**Task brief:**
Copy every line of the data that includes the string "document".
:::::
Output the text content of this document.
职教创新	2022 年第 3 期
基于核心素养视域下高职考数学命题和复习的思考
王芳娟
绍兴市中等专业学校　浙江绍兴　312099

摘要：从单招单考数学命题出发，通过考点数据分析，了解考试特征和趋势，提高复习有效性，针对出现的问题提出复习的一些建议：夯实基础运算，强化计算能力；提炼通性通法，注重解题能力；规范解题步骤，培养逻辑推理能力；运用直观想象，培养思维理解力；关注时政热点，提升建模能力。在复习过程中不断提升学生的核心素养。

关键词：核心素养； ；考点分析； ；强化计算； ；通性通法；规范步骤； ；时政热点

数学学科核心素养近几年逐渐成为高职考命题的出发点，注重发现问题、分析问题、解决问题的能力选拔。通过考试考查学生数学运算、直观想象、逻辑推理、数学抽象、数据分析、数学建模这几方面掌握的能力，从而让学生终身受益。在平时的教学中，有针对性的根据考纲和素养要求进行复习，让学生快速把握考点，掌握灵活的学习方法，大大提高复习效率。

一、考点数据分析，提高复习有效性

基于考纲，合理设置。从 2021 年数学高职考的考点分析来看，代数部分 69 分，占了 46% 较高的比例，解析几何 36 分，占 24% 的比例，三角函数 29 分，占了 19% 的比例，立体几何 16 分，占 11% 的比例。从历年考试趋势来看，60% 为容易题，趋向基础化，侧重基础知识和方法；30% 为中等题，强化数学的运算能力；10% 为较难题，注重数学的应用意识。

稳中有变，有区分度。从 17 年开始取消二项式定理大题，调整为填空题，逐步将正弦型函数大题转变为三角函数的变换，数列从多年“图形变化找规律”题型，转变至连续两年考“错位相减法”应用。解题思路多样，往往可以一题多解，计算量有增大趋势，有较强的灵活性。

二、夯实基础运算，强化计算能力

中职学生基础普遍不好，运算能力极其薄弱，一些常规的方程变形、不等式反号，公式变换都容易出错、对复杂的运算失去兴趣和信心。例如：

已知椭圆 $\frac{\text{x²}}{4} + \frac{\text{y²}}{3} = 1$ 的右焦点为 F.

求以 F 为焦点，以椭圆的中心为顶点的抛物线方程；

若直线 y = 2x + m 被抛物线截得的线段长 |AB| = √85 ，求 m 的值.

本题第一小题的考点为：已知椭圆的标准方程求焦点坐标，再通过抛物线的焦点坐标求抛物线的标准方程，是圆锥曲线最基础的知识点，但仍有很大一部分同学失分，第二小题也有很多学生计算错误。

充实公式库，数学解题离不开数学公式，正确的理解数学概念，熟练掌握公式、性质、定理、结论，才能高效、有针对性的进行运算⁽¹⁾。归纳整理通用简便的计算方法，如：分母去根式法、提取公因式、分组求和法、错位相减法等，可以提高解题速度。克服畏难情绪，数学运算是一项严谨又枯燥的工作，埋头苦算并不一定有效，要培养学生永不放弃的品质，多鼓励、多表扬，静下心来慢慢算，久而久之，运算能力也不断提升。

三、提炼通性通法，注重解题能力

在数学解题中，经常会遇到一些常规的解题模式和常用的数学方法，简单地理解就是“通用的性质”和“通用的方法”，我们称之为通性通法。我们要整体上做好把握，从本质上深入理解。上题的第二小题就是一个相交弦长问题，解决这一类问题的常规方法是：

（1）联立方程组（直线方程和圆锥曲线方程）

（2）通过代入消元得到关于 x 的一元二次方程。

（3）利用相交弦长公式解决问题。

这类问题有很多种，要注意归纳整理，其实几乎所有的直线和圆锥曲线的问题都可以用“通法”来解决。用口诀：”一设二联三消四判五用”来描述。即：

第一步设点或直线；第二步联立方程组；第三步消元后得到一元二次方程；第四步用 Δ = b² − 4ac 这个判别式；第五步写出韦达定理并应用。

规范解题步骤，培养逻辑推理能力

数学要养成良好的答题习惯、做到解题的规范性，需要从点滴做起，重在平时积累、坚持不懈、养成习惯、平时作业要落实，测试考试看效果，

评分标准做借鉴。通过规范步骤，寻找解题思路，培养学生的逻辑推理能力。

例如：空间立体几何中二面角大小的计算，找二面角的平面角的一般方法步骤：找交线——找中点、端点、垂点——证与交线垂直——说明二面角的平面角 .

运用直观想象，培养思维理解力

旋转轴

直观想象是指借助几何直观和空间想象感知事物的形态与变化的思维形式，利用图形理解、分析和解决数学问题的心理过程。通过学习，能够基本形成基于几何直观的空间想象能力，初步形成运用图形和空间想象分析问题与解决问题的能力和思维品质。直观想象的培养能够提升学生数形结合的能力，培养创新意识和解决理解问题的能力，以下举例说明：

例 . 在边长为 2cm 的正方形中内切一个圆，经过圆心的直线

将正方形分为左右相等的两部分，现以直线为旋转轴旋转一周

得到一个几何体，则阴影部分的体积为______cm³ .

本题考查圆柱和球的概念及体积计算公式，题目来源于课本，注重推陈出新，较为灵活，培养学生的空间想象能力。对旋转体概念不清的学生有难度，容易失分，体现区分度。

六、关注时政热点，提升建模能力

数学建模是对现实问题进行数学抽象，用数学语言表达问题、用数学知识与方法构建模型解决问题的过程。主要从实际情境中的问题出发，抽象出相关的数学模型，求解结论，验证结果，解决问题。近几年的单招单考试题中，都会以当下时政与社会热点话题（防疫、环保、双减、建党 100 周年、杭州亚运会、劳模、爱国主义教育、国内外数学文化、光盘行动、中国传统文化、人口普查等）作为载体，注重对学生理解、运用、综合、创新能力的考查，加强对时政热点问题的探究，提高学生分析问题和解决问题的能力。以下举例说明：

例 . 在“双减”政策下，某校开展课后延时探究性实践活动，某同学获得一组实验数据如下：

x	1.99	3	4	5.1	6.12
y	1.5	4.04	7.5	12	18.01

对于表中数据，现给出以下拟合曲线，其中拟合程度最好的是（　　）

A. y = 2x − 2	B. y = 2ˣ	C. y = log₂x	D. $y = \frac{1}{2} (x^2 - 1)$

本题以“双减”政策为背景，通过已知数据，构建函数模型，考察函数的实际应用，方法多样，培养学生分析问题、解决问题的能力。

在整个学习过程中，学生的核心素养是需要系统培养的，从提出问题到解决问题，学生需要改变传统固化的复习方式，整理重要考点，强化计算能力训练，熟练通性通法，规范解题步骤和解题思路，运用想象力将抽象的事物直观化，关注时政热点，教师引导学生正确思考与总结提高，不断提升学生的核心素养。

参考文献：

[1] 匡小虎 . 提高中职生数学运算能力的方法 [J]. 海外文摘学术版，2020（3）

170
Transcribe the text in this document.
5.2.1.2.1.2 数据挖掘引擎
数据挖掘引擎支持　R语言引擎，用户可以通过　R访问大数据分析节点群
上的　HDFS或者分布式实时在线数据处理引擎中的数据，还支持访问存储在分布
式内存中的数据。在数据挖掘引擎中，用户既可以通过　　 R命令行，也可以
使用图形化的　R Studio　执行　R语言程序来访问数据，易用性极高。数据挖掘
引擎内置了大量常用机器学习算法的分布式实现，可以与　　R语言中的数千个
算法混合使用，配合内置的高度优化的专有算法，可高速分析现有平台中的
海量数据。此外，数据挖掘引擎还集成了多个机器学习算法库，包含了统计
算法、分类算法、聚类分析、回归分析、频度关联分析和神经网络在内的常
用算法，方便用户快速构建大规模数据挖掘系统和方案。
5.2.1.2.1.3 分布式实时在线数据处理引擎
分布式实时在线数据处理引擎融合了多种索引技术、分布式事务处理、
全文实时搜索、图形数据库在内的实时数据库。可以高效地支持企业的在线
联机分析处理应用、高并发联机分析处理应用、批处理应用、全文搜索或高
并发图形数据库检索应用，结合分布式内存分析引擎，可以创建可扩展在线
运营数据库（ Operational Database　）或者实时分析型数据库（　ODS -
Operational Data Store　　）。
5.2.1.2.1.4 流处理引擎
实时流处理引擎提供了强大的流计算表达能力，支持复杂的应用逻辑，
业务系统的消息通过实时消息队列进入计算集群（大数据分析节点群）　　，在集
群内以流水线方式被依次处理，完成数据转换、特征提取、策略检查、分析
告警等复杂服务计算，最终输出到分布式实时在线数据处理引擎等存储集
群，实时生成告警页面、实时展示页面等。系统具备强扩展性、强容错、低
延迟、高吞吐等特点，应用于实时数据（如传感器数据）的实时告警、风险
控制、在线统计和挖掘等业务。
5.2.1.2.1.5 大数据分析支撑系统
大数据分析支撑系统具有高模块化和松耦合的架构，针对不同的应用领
:::::
**Exercise output:**
Output the text content of this document.
Transcribe the text in this document.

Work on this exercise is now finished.